> [Items from a dataset]:
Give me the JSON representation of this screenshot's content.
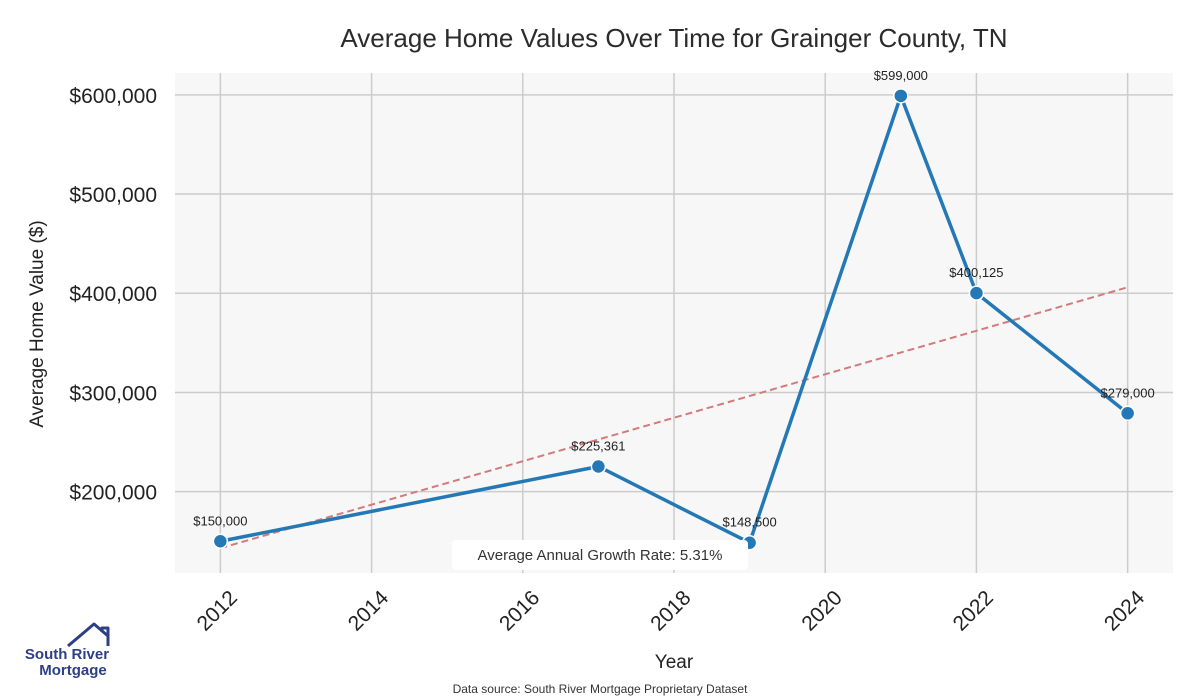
{
  "chart_data": {
    "type": "line",
    "title": "Average Home Values Over Time for Grainger County, TN",
    "xlabel": "Year",
    "ylabel": "Average Home Value ($)",
    "x": [
      2012,
      2017,
      2019,
      2021,
      2022,
      2024
    ],
    "series": [
      {
        "name": "Average Home Value",
        "values": [
          150000,
          225361,
          148500,
          599000,
          400125,
          279000
        ],
        "labels": [
          "$150,000",
          "$225,361",
          "$148,500",
          "$599,000",
          "$400,125",
          "$279,000"
        ],
        "color": "#2378b5"
      }
    ],
    "trend_line": {
      "name": "Trend",
      "start": [
        2012,
        143000
      ],
      "end": [
        2024,
        406000
      ],
      "color": "#d37b7b",
      "style": "dashed"
    },
    "xlim": [
      2011.4,
      2024.6
    ],
    "ylim": [
      118000,
      622000
    ],
    "x_ticks": [
      2012,
      2014,
      2016,
      2018,
      2020,
      2022,
      2024
    ],
    "x_tick_labels": [
      "2012",
      "2014",
      "2016",
      "2018",
      "2020",
      "2022",
      "2024"
    ],
    "y_ticks": [
      200000,
      300000,
      400000,
      500000,
      600000
    ],
    "y_tick_labels": [
      "$200,000",
      "$300,000",
      "$400,000",
      "$500,000",
      "$600,000"
    ],
    "grid": true,
    "annotation": "Average Annual Growth Rate: 5.31%",
    "source_note": "Data source: South River Mortgage Proprietary Dataset"
  },
  "logo": {
    "line1": "South River",
    "line2": "Mortgage"
  },
  "colors": {
    "plot_background": "#f7f7f7",
    "grid": "#cccccc",
    "line": "#2378b5",
    "trend": "#d37b7b",
    "logo": "#2d3f86"
  }
}
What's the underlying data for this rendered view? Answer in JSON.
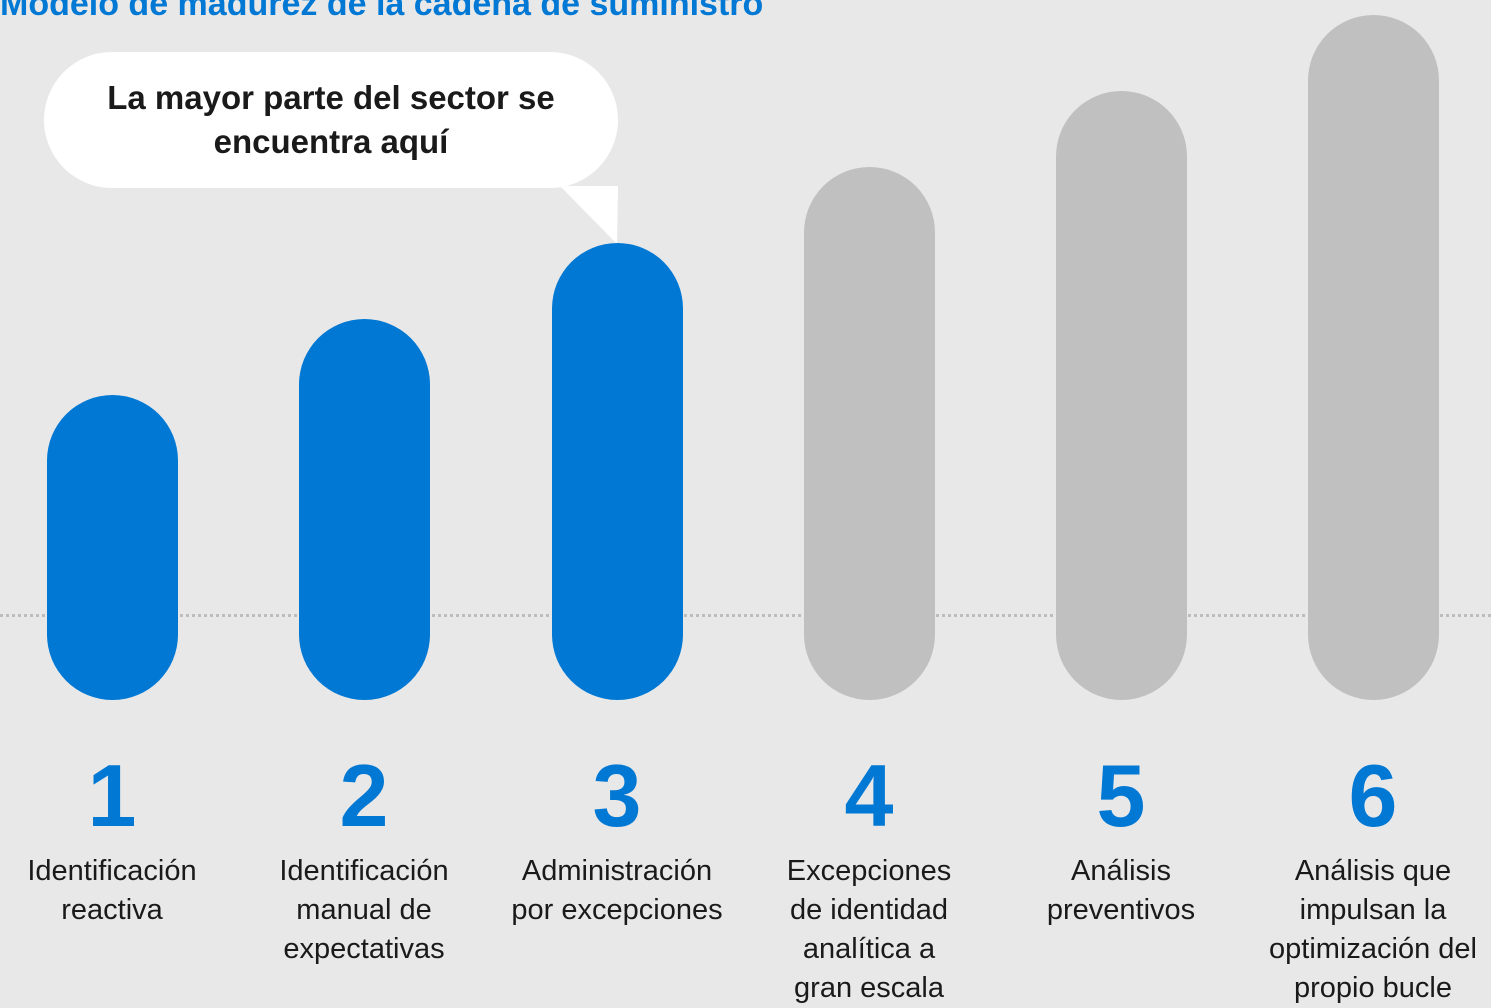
{
  "title": "Modelo de madurez de la cadena de suministro",
  "callout": {
    "text": "La mayor parte del sector se encuentra aquí"
  },
  "colors": {
    "active": "#0078d4",
    "inactive": "#c0c0c0",
    "accent_text": "#0078d4"
  },
  "stages": [
    {
      "number": "1",
      "label": "Identificación\nreactiva",
      "level": 1,
      "active": true
    },
    {
      "number": "2",
      "label": "Identificación\nmanual de\nexpectativas",
      "level": 2,
      "active": true
    },
    {
      "number": "3",
      "label": "Administración\npor excepciones",
      "level": 3,
      "active": true
    },
    {
      "number": "4",
      "label": "Excepciones\nde identidad\nanalítica a\ngran escala",
      "level": 4,
      "active": false
    },
    {
      "number": "5",
      "label": "Análisis\npreventivos",
      "level": 5,
      "active": false
    },
    {
      "number": "6",
      "label": "Análisis que\nimpulsan la\noptimización del\npropio bucle",
      "level": 6,
      "active": false
    }
  ]
}
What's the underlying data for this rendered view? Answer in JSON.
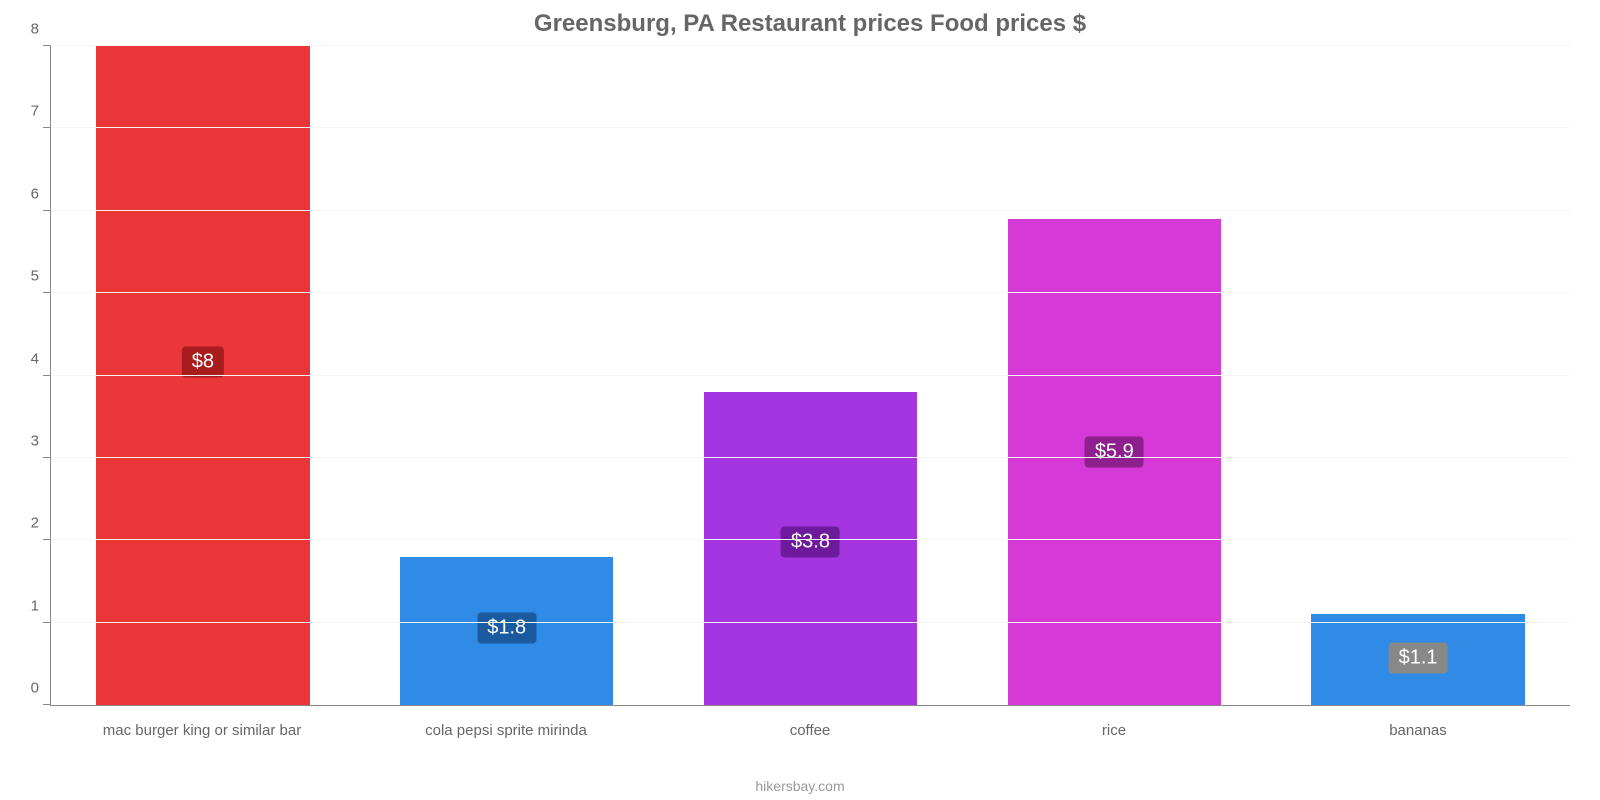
{
  "chart": {
    "type": "bar",
    "title": "Greensburg, PA Restaurant prices Food prices $",
    "title_fontsize": 24,
    "title_color": "#666666",
    "footer": "hikersbay.com",
    "footer_color": "#999999",
    "background_color": "#ffffff",
    "grid_color": "#f5f5f5",
    "axis_color": "#888888",
    "tick_label_color": "#666666",
    "tick_label_fontsize": 15,
    "xlabel_fontsize": 15,
    "bar_width_ratio": 0.78,
    "ylim": [
      0,
      8
    ],
    "ytick_step": 1,
    "yticks": [
      0,
      1,
      2,
      3,
      4,
      5,
      6,
      7,
      8
    ],
    "categories": [
      "mac burger king or similar bar",
      "cola pepsi sprite mirinda",
      "coffee",
      "rice",
      "bananas"
    ],
    "values": [
      8,
      1.8,
      3.8,
      5.9,
      1.1
    ],
    "value_labels": [
      "$8",
      "$1.8",
      "$3.8",
      "$5.9",
      "$1.1"
    ],
    "bar_colors": [
      "#eb3639",
      "#2f8be6",
      "#a535e0",
      "#d63ad6",
      "#2f8be6"
    ],
    "label_bg_colors": [
      "#a81c1e",
      "#195b9e",
      "#6d1b9c",
      "#8e1f8e",
      "#888888"
    ],
    "label_text_color": "#ffffff",
    "label_fontsize": 20
  }
}
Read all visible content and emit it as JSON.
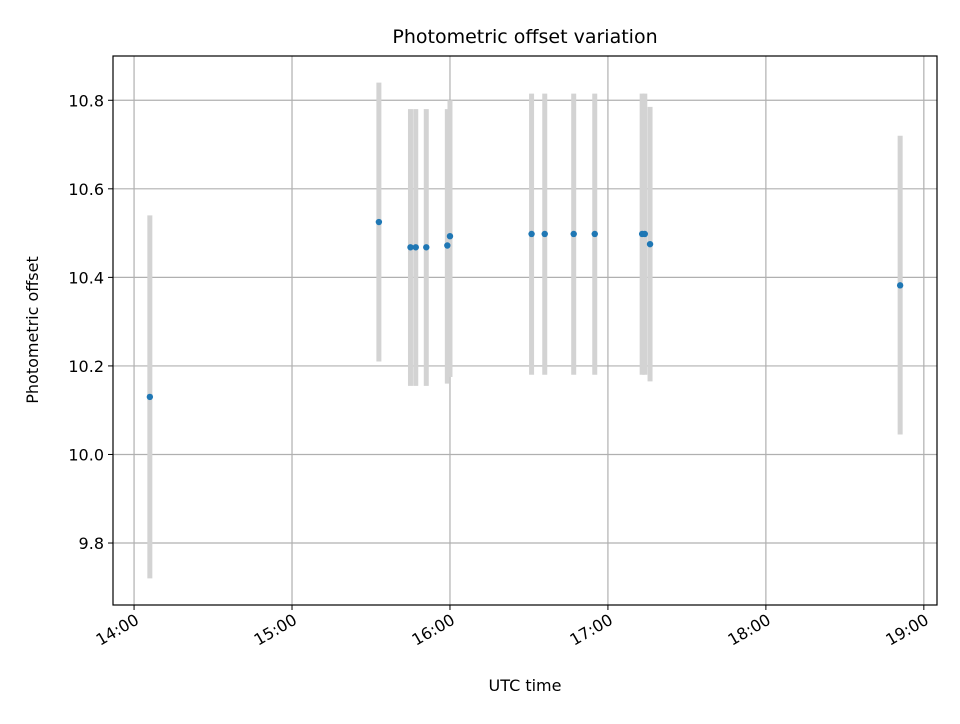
{
  "chart_data": {
    "type": "scatter",
    "title": "Photometric offset variation",
    "xlabel": "UTC time",
    "ylabel": "Photometric offset",
    "x_axis_type": "time",
    "xlim": [
      "13:52",
      "19:05"
    ],
    "ylim": [
      9.66,
      10.9
    ],
    "x_ticks": [
      "14:00",
      "15:00",
      "16:00",
      "17:00",
      "18:00",
      "19:00"
    ],
    "y_ticks": [
      "9.8",
      "10.0",
      "10.2",
      "10.4",
      "10.6",
      "10.8"
    ],
    "grid": true,
    "points": [
      {
        "x": "14:06",
        "y": 10.13,
        "y_low": 9.72,
        "y_high": 10.54
      },
      {
        "x": "15:33",
        "y": 10.525,
        "y_low": 10.21,
        "y_high": 10.84
      },
      {
        "x": "15:45",
        "y": 10.468,
        "y_low": 10.155,
        "y_high": 10.78
      },
      {
        "x": "15:47",
        "y": 10.468,
        "y_low": 10.155,
        "y_high": 10.78
      },
      {
        "x": "15:51",
        "y": 10.468,
        "y_low": 10.155,
        "y_high": 10.78
      },
      {
        "x": "15:59",
        "y": 10.472,
        "y_low": 10.16,
        "y_high": 10.78
      },
      {
        "x": "16:00",
        "y": 10.493,
        "y_low": 10.175,
        "y_high": 10.8
      },
      {
        "x": "16:31",
        "y": 10.498,
        "y_low": 10.18,
        "y_high": 10.815
      },
      {
        "x": "16:36",
        "y": 10.498,
        "y_low": 10.18,
        "y_high": 10.815
      },
      {
        "x": "16:47",
        "y": 10.498,
        "y_low": 10.18,
        "y_high": 10.815
      },
      {
        "x": "16:55",
        "y": 10.498,
        "y_low": 10.18,
        "y_high": 10.815
      },
      {
        "x": "17:13",
        "y": 10.498,
        "y_low": 10.18,
        "y_high": 10.815
      },
      {
        "x": "17:14",
        "y": 10.498,
        "y_low": 10.18,
        "y_high": 10.815
      },
      {
        "x": "17:16",
        "y": 10.475,
        "y_low": 10.165,
        "y_high": 10.785
      },
      {
        "x": "18:51",
        "y": 10.382,
        "y_low": 10.045,
        "y_high": 10.72
      }
    ],
    "colors": {
      "point": "#1f77b4",
      "errorbar": "#d3d3d3",
      "grid": "#b0b0b0",
      "axes": "#000000"
    }
  }
}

> [To do]:
Give only a number: how many lines of the data hold the string "Identificación"?

> [Written answer]:
2